### Source data
— BEGIN —

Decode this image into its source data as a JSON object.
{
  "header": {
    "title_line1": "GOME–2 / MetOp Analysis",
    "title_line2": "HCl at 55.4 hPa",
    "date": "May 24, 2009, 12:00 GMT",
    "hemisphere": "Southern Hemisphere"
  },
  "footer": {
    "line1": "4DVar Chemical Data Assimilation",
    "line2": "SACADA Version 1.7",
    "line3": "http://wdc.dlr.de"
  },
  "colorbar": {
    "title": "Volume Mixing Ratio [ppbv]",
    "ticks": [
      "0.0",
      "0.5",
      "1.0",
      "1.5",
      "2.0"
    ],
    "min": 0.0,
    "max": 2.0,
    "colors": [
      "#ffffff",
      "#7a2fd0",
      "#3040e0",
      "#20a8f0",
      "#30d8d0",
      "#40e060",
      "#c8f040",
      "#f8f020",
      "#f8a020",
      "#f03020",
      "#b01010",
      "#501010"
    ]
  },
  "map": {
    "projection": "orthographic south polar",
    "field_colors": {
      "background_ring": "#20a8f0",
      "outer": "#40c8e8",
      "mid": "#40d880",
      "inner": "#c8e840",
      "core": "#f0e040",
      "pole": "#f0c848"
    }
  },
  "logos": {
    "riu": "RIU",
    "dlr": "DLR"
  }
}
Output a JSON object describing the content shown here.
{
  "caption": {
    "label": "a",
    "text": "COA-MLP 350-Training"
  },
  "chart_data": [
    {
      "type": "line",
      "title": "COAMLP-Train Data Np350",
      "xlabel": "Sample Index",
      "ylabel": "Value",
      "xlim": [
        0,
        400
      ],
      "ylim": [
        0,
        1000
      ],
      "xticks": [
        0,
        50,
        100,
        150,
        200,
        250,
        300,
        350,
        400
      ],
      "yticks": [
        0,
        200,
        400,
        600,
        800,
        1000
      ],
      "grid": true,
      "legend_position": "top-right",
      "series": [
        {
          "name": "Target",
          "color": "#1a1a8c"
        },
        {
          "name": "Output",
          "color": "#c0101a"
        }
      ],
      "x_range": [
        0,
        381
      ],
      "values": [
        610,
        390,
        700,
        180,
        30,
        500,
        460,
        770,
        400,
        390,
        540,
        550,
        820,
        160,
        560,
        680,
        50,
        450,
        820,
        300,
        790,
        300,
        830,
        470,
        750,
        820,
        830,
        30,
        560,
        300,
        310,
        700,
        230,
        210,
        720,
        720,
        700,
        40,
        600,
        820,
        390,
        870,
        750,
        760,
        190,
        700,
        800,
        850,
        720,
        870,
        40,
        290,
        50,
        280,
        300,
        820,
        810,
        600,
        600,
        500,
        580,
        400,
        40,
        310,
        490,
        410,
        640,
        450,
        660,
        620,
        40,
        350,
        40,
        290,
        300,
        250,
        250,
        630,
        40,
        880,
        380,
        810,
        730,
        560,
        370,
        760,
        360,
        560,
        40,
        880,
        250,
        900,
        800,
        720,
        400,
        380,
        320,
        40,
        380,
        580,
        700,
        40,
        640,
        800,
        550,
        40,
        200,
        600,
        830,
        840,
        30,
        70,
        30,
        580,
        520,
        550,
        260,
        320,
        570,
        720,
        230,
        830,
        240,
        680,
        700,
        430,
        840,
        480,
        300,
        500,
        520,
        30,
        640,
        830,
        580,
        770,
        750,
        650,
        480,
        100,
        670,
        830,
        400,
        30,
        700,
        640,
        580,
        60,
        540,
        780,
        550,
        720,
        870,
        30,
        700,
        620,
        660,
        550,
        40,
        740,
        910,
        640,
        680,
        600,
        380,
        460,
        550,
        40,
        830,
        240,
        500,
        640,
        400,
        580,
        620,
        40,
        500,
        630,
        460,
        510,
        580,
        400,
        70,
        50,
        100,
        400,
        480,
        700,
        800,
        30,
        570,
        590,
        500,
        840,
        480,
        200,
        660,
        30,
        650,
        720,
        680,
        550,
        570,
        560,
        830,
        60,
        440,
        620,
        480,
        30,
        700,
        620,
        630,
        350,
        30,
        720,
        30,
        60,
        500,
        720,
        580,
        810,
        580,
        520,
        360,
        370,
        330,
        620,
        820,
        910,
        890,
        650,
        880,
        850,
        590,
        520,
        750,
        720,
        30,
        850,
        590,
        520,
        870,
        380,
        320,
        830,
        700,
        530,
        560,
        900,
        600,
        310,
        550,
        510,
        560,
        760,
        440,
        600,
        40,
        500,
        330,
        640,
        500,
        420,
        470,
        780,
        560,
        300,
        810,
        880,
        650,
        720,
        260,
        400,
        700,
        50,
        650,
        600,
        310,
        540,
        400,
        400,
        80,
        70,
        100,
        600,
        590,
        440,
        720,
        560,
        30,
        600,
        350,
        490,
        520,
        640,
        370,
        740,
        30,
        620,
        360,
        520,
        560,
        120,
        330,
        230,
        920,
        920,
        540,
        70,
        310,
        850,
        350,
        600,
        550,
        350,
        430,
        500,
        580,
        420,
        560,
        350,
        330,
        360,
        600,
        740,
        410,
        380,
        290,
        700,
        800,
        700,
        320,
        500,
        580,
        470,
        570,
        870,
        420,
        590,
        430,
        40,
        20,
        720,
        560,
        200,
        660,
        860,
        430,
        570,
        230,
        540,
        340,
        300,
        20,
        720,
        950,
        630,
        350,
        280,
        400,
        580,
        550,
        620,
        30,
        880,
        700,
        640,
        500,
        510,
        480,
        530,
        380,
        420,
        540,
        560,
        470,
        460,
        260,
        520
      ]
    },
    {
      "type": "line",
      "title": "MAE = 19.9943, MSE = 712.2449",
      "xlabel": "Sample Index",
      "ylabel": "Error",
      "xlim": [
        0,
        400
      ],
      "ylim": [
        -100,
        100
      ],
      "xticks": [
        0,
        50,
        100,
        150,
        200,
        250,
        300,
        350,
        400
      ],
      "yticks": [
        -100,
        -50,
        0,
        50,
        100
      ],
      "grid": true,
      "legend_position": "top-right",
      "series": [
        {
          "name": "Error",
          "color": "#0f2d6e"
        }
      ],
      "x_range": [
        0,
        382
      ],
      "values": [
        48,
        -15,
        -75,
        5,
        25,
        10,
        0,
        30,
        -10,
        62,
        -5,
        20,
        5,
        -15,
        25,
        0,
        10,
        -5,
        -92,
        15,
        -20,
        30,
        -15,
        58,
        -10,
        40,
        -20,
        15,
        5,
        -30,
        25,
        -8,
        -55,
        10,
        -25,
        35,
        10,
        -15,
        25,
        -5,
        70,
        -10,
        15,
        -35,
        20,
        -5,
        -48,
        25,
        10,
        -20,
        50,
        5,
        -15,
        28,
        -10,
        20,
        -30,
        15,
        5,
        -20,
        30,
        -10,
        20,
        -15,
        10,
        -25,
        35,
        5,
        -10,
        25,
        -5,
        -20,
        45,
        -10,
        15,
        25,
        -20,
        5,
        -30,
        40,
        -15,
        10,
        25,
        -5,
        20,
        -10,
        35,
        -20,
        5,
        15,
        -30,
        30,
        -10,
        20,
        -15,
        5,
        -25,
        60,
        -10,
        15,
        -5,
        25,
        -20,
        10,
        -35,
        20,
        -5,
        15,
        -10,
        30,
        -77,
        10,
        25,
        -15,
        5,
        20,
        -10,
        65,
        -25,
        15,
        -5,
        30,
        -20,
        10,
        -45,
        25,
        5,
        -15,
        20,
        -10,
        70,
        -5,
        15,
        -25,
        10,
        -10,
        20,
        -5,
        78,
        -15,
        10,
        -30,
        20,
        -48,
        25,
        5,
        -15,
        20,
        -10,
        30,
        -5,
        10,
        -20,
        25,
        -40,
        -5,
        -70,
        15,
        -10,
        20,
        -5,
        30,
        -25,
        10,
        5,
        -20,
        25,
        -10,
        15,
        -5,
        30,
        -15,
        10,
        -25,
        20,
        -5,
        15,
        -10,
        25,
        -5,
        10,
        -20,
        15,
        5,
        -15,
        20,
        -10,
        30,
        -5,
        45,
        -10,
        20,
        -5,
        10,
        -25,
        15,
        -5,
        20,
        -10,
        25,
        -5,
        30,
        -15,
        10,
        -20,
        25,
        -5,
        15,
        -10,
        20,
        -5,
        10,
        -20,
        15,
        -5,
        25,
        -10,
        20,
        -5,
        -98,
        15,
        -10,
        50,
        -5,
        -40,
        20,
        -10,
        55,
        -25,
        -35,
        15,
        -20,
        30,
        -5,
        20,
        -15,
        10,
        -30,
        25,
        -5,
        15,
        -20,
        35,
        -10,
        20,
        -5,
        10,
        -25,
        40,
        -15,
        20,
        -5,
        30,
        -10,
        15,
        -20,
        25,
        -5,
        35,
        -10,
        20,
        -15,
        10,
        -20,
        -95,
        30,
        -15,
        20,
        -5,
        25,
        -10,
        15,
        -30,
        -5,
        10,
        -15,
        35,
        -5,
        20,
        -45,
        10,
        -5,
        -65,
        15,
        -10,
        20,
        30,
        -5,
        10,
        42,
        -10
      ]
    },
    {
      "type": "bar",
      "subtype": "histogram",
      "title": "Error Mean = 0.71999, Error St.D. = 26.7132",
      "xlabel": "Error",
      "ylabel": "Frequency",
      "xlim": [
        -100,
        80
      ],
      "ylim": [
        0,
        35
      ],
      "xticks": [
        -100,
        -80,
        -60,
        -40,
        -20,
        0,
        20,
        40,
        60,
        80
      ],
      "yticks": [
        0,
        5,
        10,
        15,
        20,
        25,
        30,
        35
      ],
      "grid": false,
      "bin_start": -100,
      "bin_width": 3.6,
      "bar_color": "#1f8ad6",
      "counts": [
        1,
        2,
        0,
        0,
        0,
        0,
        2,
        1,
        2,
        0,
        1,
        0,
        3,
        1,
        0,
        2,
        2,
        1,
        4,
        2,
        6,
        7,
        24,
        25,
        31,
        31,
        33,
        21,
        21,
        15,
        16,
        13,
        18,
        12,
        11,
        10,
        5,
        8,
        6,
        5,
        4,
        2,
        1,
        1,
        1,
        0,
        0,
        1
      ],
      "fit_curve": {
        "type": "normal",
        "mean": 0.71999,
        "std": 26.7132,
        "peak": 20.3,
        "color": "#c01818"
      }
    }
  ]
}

— END —

### SET TASK
What is the number of lines in the records that contain the word "Error"? Answer with the number and nothing else.

### EXERCISE ANSWER
4